Collected data entries:
══════════════════════════════

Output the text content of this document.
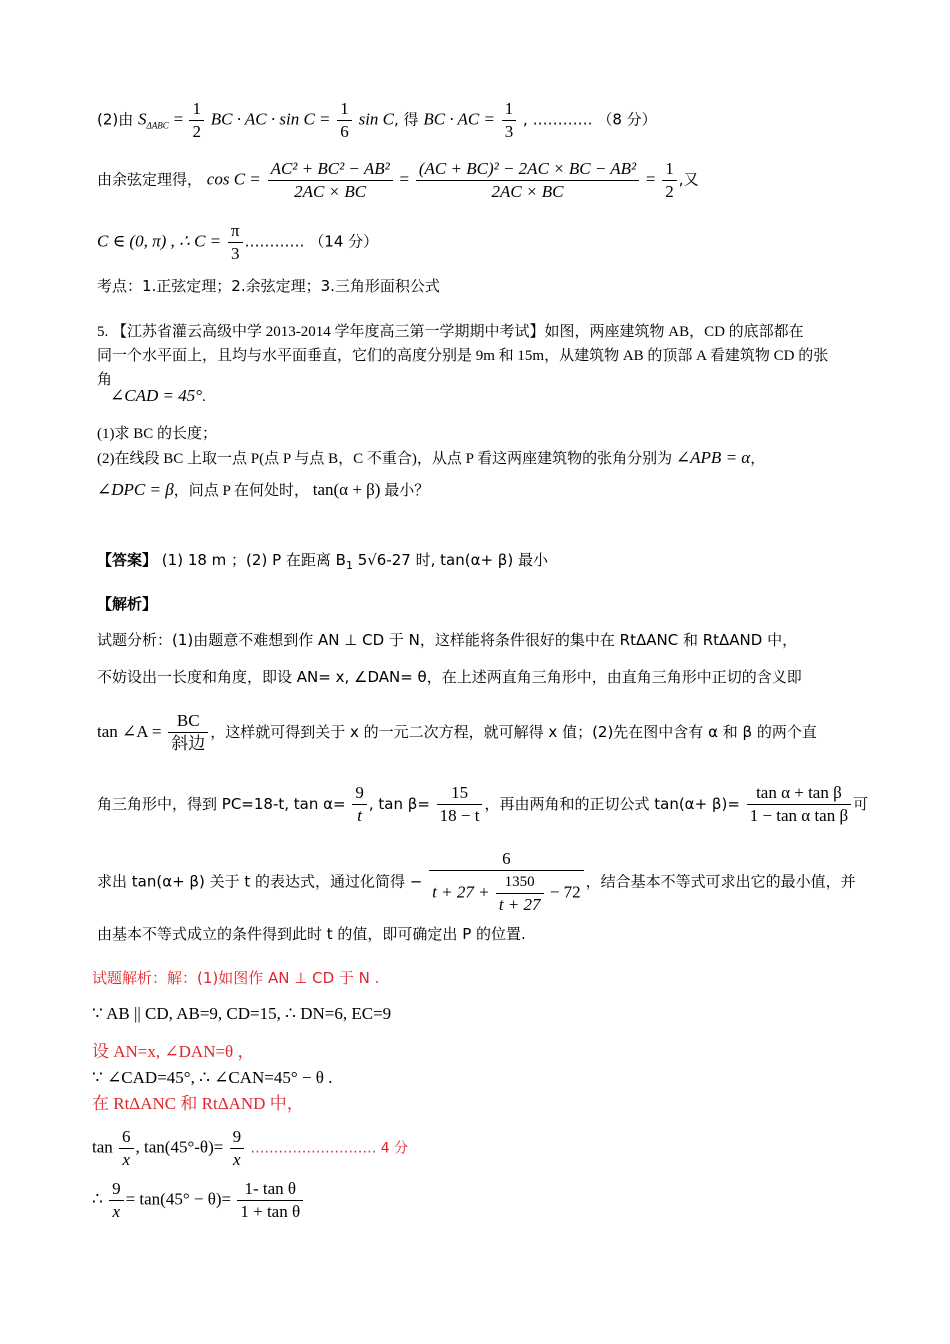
(2)由 $S_{\Delta ABC} = \frac{1}{2}$ BC · AC · $\sin C = \frac{1}{6}$ sin C, 得 BC · AC = $\frac{1}{3}$ , ………… （8 分）
由余弦定理得， $\cos C = \frac{\text{AC² + BC² − AB²}}{2AC \times BC} = \frac{\text{(AC + BC)² − 2AC × BC − AB²}}{2AC \times BC} = \frac{1}{2}$ ,又
C ∈ (0, π) , ∴ $C = \frac{\pi}{3}$ ………… （14 分）
考点：1.正弦定理；2.余弦定理；3.三角形面积公式
5. 【江苏省灌云高级中学 2013-2014 学年度高三第一学期期中考试】如图，两座建筑物 AB，CD 的底部都在
同一个水平面上，且均与水平面垂直，它们的高度分别是 9m 和 15m，从建筑物 AB 的顶部 A 看建筑物 CD 的张
角
∠CAD = 45°.
(1)求 BC 的长度；
(2)在线段 BC 上取一点 P(点 P 与点 B，C 不重合)，从点 P 看这两座建筑物的张角分别为 ∠APB = α，
∠DPC = β，问点 P 在何处时， tan(α + β) 最小？
【答案】 (1) 18 m ；(2) P 在距离 $B_1$ 5√6-27 时, tan(α+ β) 最小
【解析】
试题分析：(1)由题意不难想到作 AN ⊥ CD 于 N，这样能将条件很好的集中在 RtΔANC 和 RtΔAND 中，
不妨设出一长度和角度，即设 AN= x, ∠DAN= θ，在上述两直角三角形中，由直角三角形中正切的含义即
tan ∠A = $\frac{BC}{\text{斜边}}$ ，这样就可得到关于 x 的一元二次方程，就可解得 x 值；(2)先在图中含有 α 和 β 的两个直
角三角形中，得到 PC=18-t, $\tan \alpha= \frac{9}{t}$ , $\tan \beta= \frac{15}{18 - t}$ ，再由两角和的正切公式 $\tan(\alpha+ \beta)= \frac{\text{tan α + tan β}}{\text{1 − tan α tan β}}$ 可
求出 tan(α+ β) 关于 t 的表达式，通过化简得 − $\frac{6}{t + 27 + \frac{1350}{t + 27} - 72}$ ，结合基本不等式可求出它的最小值，并
由基本不等式成立的条件得到此时 t 的值，即可确定出 P 的位置.
试题解析：解：(1)如图作 AN ⊥ CD 于 N .
∵ AB || CD, AB=9, CD=15, ∴ DN=6, EC=9
设 AN=x, ∠DAN=θ ，
∵ ∠CAD=45°, ∴ ∠CAN=45° − θ .
在 RtΔANC 和 RtΔAND 中，
$\tan \frac{6}{x}$ , $\tan(45^\circ-\theta)= \frac{9}{x}$ ……………………… 4 分
∴ $\frac{9}{x} = \tan(45^\circ - \theta)= \frac{\text{1- tan θ}}{\text{1 + tan θ}}$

══════════════════════════════

WHAT THE TASK REQUIRES:
Which lines contain "RtΔAND"? Copy each of them.

TASK ANSWER:
试题分析：(1)由题意不难想到作 AN ⊥ CD 于 N，这样能将条件很好的集中在 RtΔANC 和 RtΔAND 中，
在 RtΔANC 和 RtΔAND 中，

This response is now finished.